> [Items]
____

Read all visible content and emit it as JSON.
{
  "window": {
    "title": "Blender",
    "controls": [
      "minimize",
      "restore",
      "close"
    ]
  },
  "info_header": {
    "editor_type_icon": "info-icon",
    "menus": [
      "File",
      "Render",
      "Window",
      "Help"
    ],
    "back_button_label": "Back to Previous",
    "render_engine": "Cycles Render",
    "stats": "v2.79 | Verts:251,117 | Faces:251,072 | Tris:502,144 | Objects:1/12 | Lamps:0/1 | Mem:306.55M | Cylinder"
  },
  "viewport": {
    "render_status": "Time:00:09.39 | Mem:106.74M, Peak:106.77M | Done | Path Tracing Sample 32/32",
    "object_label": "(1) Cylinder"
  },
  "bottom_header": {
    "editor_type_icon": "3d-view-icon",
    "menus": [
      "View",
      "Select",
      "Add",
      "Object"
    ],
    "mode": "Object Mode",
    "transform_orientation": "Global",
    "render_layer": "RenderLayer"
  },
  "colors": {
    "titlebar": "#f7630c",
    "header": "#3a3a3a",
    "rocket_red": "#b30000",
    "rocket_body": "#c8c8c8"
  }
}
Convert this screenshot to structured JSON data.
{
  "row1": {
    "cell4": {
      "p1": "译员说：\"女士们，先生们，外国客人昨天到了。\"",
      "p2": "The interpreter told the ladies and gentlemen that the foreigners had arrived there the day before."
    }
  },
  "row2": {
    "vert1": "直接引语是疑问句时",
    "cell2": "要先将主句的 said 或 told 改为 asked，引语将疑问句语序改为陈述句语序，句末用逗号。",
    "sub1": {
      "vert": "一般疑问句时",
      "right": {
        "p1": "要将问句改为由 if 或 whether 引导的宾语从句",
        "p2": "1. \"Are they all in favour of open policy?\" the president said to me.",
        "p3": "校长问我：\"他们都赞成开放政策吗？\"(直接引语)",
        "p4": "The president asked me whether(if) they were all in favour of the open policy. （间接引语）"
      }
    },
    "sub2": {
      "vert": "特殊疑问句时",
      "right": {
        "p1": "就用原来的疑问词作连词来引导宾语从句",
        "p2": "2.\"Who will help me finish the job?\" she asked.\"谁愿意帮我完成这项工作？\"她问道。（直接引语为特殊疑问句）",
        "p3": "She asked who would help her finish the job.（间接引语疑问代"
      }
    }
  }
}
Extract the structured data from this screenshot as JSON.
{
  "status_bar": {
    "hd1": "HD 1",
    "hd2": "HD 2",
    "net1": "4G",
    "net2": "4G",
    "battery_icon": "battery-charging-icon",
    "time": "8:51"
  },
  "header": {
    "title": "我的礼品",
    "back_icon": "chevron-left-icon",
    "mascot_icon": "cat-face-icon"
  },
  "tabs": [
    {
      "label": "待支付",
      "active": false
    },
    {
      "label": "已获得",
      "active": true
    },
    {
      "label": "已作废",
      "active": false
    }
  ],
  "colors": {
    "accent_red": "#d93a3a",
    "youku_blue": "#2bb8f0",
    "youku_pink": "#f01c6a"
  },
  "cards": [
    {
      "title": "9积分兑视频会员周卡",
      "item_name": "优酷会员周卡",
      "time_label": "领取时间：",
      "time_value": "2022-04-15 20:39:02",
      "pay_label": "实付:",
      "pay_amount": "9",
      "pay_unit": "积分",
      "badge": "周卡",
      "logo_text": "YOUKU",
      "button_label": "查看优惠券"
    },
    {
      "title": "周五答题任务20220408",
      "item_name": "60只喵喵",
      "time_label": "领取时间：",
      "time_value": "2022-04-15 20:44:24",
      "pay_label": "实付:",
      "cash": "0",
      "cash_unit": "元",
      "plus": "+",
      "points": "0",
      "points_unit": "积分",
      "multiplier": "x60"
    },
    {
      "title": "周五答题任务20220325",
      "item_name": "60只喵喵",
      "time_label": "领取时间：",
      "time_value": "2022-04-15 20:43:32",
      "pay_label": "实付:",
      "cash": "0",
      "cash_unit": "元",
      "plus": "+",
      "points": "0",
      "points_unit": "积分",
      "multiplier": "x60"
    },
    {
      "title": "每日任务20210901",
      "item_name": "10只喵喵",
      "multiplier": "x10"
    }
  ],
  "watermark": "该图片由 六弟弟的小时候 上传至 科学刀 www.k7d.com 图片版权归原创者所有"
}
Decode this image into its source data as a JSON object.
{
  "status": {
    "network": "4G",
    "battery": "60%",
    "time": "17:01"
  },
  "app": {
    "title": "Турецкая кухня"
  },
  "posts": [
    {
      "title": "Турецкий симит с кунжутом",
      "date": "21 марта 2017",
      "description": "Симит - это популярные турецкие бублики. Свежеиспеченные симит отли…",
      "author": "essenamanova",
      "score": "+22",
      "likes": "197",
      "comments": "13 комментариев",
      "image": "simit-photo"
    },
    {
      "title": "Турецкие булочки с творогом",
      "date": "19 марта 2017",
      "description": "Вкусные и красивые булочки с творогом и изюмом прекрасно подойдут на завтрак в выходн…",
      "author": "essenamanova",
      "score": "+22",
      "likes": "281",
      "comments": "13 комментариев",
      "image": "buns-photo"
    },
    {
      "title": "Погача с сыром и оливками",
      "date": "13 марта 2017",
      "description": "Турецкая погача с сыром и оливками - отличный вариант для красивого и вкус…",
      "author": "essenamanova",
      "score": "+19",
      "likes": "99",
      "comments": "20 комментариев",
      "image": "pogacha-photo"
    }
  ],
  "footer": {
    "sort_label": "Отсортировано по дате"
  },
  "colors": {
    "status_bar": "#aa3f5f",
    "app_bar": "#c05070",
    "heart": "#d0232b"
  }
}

____

> [Work to do]
Search the lines above for the string "they" and copy each line that has it.

> [Response]
        "p2": "1. \"Are they all in favour of open policy?\" the president said to me.",
        "p4": "The president asked me whether(if) they were all in favour of the open policy. （间接引语）"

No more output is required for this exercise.